<<<<

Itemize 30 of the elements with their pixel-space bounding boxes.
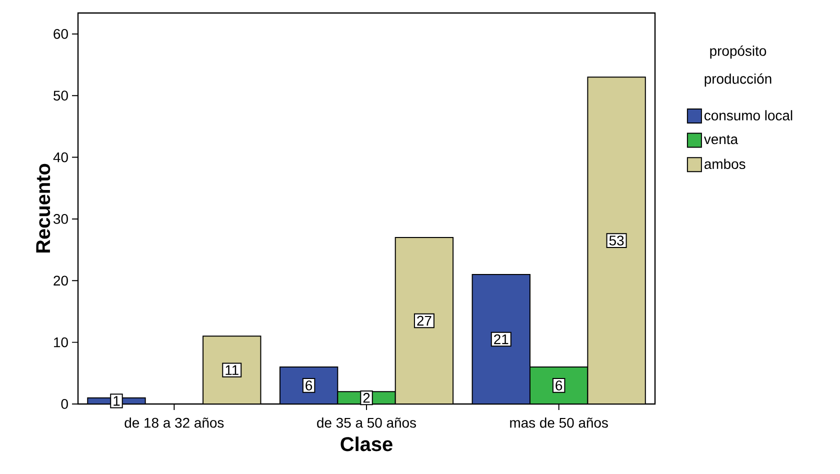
data-label: 6 [306,380,312,390]
bar [587,76,646,404]
legend-label: consumo local [704,110,792,120]
y-tick-label: 60 [54,29,68,39]
data-label: 53 [609,236,624,246]
y-tick-label: 20 [54,276,68,286]
y-axis-title: Recuento [36,164,50,253]
y-tick-label: 50 [54,90,68,101]
bar [203,336,261,404]
data-label: 6 [556,380,562,390]
bar [529,366,588,404]
x-axis-title: Clase [340,436,392,452]
data-label: 27 [417,316,432,326]
y-tick-label: 30 [54,214,68,224]
x-tick-label: mas de 50 años [510,418,608,428]
legend-label: venta [704,135,738,144]
data-label: 11 [226,365,238,375]
y-tick-label: 0 [61,399,68,409]
x-tick-label: de 35 a 50 años [317,418,416,428]
bar [280,366,338,404]
bar [472,274,530,404]
x-tick-label: de 18 a 32 años [124,418,224,428]
bar [395,237,454,404]
y-tick-label: 10 [54,337,68,348]
data-label: 2 [363,392,370,403]
data-label: 21 [494,334,508,344]
legend-title: propósito producción [704,45,772,87]
legend-label: ambos [704,158,746,170]
y-tick-label: 40 [53,152,68,162]
data-label: 1 [114,396,120,406]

>>>>

- WHAT THE TASK ASKS: Please output the material above line for line, without changing anything, and leave the picture out of your answer.

- FINISHED ANSWER:
Itemize 30 of the elements with their pixel-space bounding boxes.
data-label: 6 [306,380,312,390]
bar [587,76,646,404]
legend-label: consumo local [704,110,792,120]
y-tick-label: 60 [54,29,68,39]
data-label: 53 [609,236,624,246]
y-tick-label: 20 [54,276,68,286]
y-axis-title: Recuento [36,164,50,253]
y-tick-label: 50 [54,90,68,101]
bar [203,336,261,404]
data-label: 6 [556,380,562,390]
bar [529,366,588,404]
x-axis-title: Clase [340,436,392,452]
data-label: 27 [417,316,432,326]
y-tick-label: 30 [54,214,68,224]
x-tick-label: mas de 50 años [510,418,608,428]
legend-label: venta [704,135,738,144]
data-label: 11 [226,365,238,375]
y-tick-label: 0 [61,399,68,409]
x-tick-label: de 35 a 50 años [317,418,416,428]
bar [280,366,338,404]
bar [472,274,530,404]
x-tick-label: de 18 a 32 años [124,418,224,428]
bar [395,237,454,404]
y-tick-label: 10 [54,337,68,348]
data-label: 2 [363,392,370,403]
data-label: 21 [494,334,508,344]
legend-title: propósito producción [704,45,772,87]
legend-label: ambos [704,158,746,170]
y-tick-label: 40 [53,152,68,162]
data-label: 1 [114,396,120,406]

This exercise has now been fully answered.